Rows from a dataset
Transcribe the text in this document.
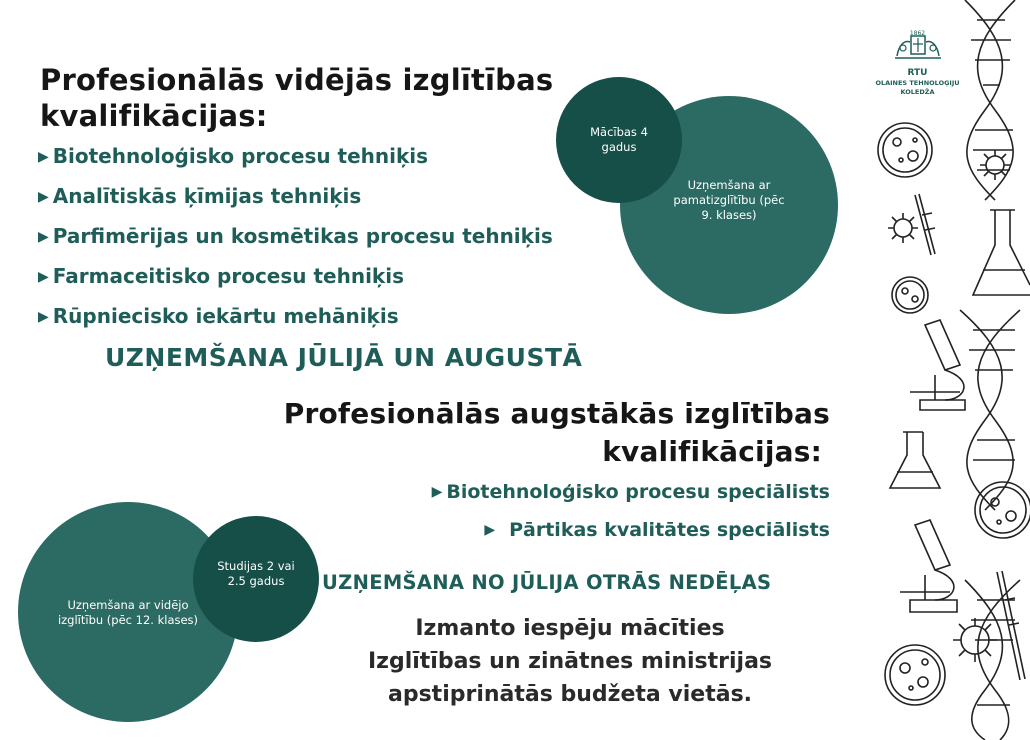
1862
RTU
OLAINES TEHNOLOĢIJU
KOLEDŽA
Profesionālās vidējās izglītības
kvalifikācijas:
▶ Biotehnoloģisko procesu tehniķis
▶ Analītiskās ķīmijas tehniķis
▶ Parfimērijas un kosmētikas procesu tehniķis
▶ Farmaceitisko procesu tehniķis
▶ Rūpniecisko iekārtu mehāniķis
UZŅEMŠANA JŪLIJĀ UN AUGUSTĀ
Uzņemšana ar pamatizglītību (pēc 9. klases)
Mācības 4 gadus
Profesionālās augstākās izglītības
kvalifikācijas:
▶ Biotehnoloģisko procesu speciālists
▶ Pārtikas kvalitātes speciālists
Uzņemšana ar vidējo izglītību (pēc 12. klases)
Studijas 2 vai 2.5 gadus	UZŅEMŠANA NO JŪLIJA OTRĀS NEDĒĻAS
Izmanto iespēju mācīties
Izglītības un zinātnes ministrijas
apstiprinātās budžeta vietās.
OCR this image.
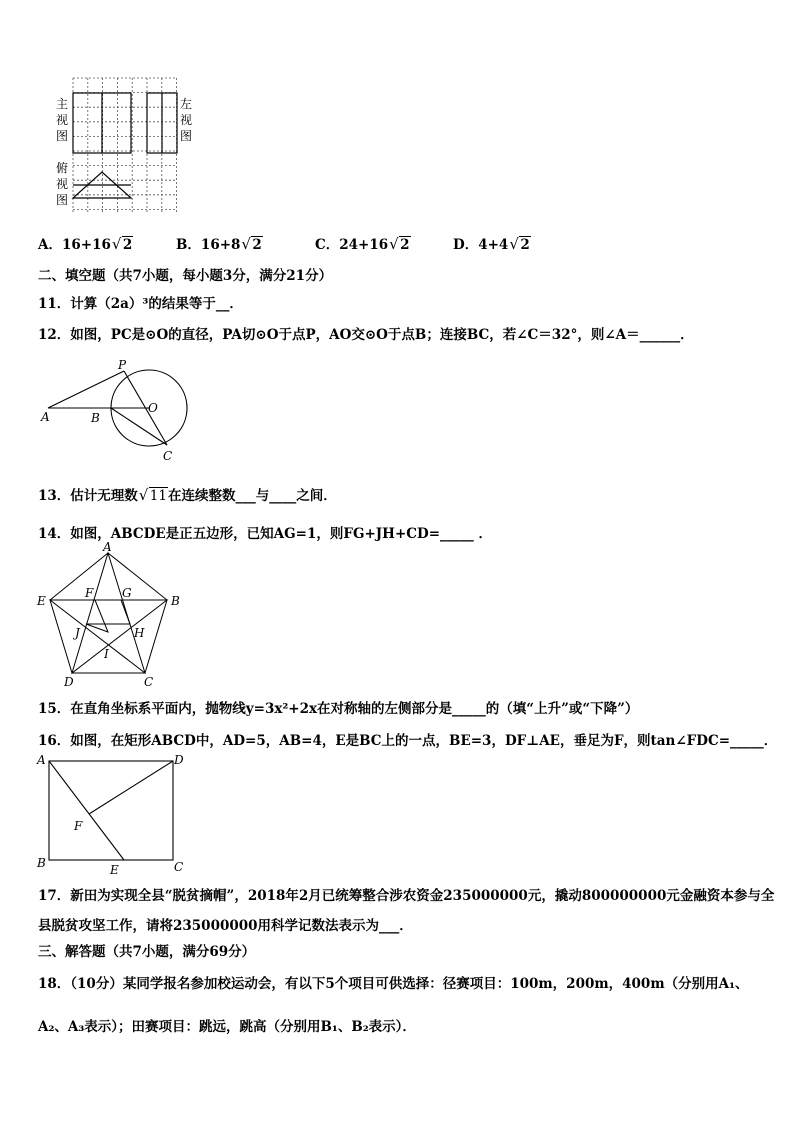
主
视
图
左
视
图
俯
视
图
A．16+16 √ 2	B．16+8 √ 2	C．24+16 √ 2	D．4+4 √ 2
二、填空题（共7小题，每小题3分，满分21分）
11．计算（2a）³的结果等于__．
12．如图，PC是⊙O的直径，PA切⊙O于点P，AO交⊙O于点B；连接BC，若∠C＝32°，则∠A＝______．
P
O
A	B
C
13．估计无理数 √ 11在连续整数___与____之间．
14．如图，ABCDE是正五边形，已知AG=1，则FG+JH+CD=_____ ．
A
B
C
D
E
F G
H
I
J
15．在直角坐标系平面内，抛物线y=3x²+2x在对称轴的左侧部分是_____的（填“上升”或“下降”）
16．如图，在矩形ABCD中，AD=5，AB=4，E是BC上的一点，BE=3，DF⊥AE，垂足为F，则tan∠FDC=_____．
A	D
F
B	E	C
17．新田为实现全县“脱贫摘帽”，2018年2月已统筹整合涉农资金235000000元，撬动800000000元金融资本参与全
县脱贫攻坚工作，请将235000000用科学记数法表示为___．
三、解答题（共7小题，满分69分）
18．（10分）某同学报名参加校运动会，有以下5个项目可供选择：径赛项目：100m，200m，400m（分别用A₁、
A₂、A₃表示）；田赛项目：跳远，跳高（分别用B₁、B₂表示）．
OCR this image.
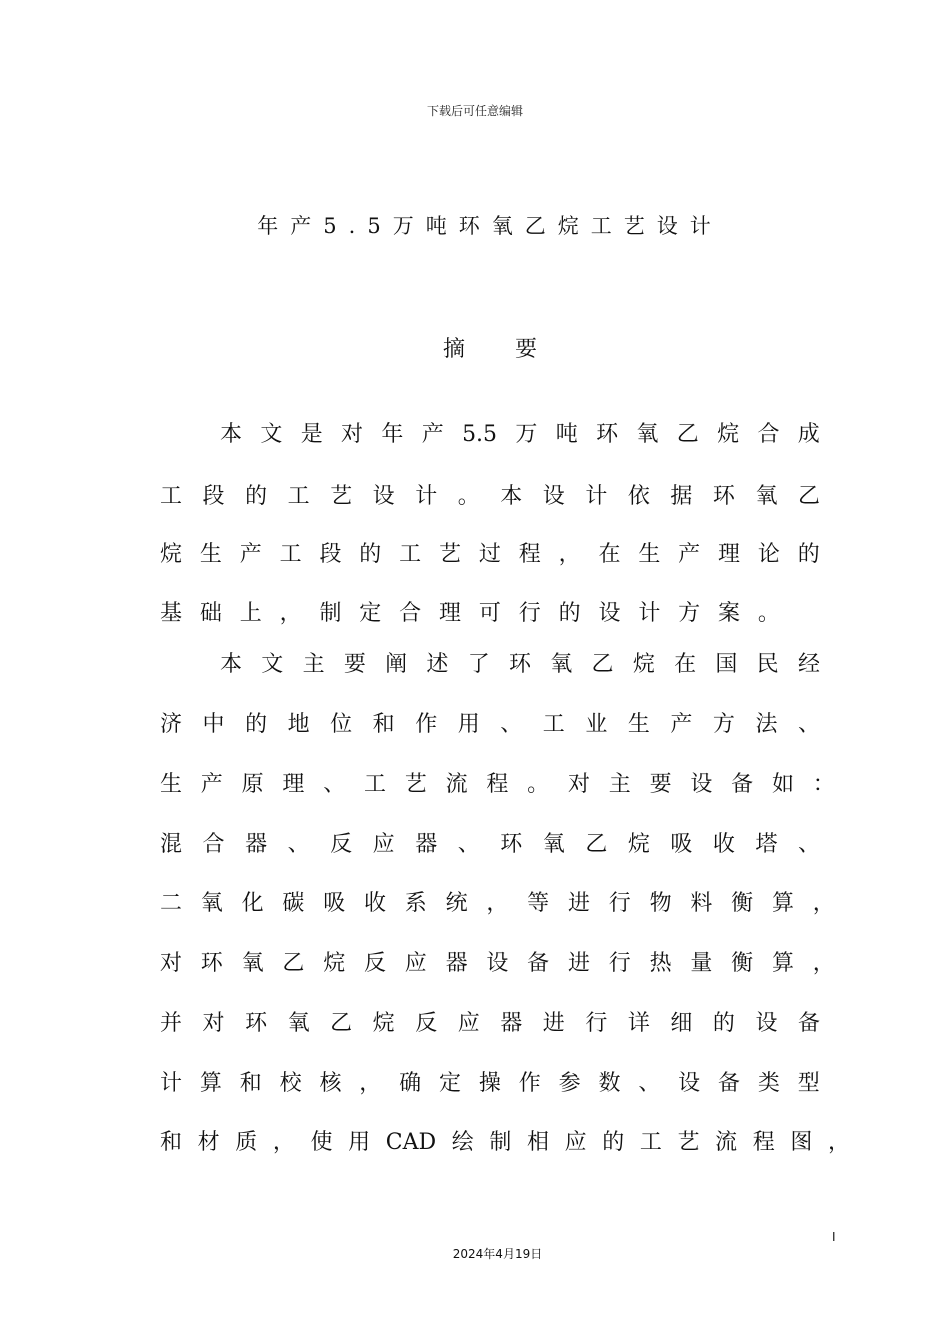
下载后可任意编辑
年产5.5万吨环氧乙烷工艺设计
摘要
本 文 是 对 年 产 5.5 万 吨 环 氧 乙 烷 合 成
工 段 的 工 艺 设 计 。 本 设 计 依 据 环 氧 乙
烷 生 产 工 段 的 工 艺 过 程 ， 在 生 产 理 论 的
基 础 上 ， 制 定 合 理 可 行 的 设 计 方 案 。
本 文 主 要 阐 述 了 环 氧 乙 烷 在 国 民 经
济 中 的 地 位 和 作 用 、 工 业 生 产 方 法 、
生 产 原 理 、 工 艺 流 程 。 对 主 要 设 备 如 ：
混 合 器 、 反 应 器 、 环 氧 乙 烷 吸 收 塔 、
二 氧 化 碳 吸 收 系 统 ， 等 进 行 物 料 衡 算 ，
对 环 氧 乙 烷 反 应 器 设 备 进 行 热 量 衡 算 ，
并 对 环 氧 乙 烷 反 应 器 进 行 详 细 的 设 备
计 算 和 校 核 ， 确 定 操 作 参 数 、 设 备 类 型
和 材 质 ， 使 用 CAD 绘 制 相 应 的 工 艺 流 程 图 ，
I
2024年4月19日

**WHAT THIS TASK INVOLVES:**
Omit pictures; set down the rest of the material word for word.

**COMPLETED TASK:**
Transcribe the text in this document.
1862
RTU
OLAINES TEHNOLOĢIJU
KOLEDŽA
Profesionālās vidējās izglītības
kvalifikācijas:
▶ Biotehnoloģisko procesu tehniķis
▶ Analītiskās ķīmijas tehniķis
▶ Parfimērijas un kosmētikas procesu tehniķis
▶ Farmaceitisko procesu tehniķis
▶ Rūpniecisko iekārtu mehāniķis
UZŅEMŠANA JŪLIJĀ UN AUGUSTĀ
Uzņemšana ar pamatizglītību (pēc 9. klases)
Mācības 4 gadus
Profesionālās augstākās izglītības
kvalifikācijas:
▶ Biotehnoloģisko procesu speciālists
▶ Pārtikas kvalitātes speciālists
Uzņemšana ar vidējo izglītību (pēc 12. klases)
Studijas 2 vai 2.5 gadus	UZŅEMŠANA NO JŪLIJA OTRĀS NEDĒĻAS
Izmanto iespēju mācīties
Izglītības un zinātnes ministrijas
apstiprinātās budžeta vietās.
OCR this image.
主
视
图
左
视
图
俯
视
图
A．16+16 √ 2	B．16+8 √ 2	C．24+16 √ 2	D．4+4 √ 2
二、填空题（共7小题，每小题3分，满分21分）
11．计算（2a）³的结果等于__．
12．如图，PC是⊙O的直径，PA切⊙O于点P，AO交⊙O于点B；连接BC，若∠C＝32°，则∠A＝______．
P
O
A	B
C
13．估计无理数 √ 11在连续整数___与____之间．
14．如图，ABCDE是正五边形，已知AG=1，则FG+JH+CD=_____ ．
A
B
C
D
E
F G
H
I
J
15．在直角坐标系平面内，抛物线y=3x²+2x在对称轴的左侧部分是_____的（填“上升”或“下降”）
16．如图，在矩形ABCD中，AD=5，AB=4，E是BC上的一点，BE=3，DF⊥AE，垂足为F，则tan∠FDC=_____．
A	D
F
B	E	C
17．新田为实现全县“脱贫摘帽”，2018年2月已统筹整合涉农资金235000000元，撬动800000000元金融资本参与全
县脱贫攻坚工作，请将235000000用科学记数法表示为___．
三、解答题（共7小题，满分69分）
18．（10分）某同学报名参加校运动会，有以下5个项目可供选择：径赛项目：100m，200m，400m（分别用A₁、
A₂、A₃表示）；田赛项目：跳远，跳高（分别用B₁、B₂表示）．
OCR this image.
下载后可任意编辑
年产5.5万吨环氧乙烷工艺设计
摘要
本 文 是 对 年 产 5.5 万 吨 环 氧 乙 烷 合 成
工 段 的 工 艺 设 计 。 本 设 计 依 据 环 氧 乙
烷 生 产 工 段 的 工 艺 过 程 ， 在 生 产 理 论 的
基 础 上 ， 制 定 合 理 可 行 的 设 计 方 案 。
本 文 主 要 阐 述 了 环 氧 乙 烷 在 国 民 经
济 中 的 地 位 和 作 用 、 工 业 生 产 方 法 、
生 产 原 理 、 工 艺 流 程 。 对 主 要 设 备 如 ：
混 合 器 、 反 应 器 、 环 氧 乙 烷 吸 收 塔 、
二 氧 化 碳 吸 收 系 统 ， 等 进 行 物 料 衡 算 ，
对 环 氧 乙 烷 反 应 器 设 备 进 行 热 量 衡 算 ，
并 对 环 氧 乙 烷 反 应 器 进 行 详 细 的 设 备
计 算 和 校 核 ， 确 定 操 作 参 数 、 设 备 类 型
和 材 质 ， 使 用 CAD 绘 制 相 应 的 工 艺 流 程 图 ，
I
2024年4月19日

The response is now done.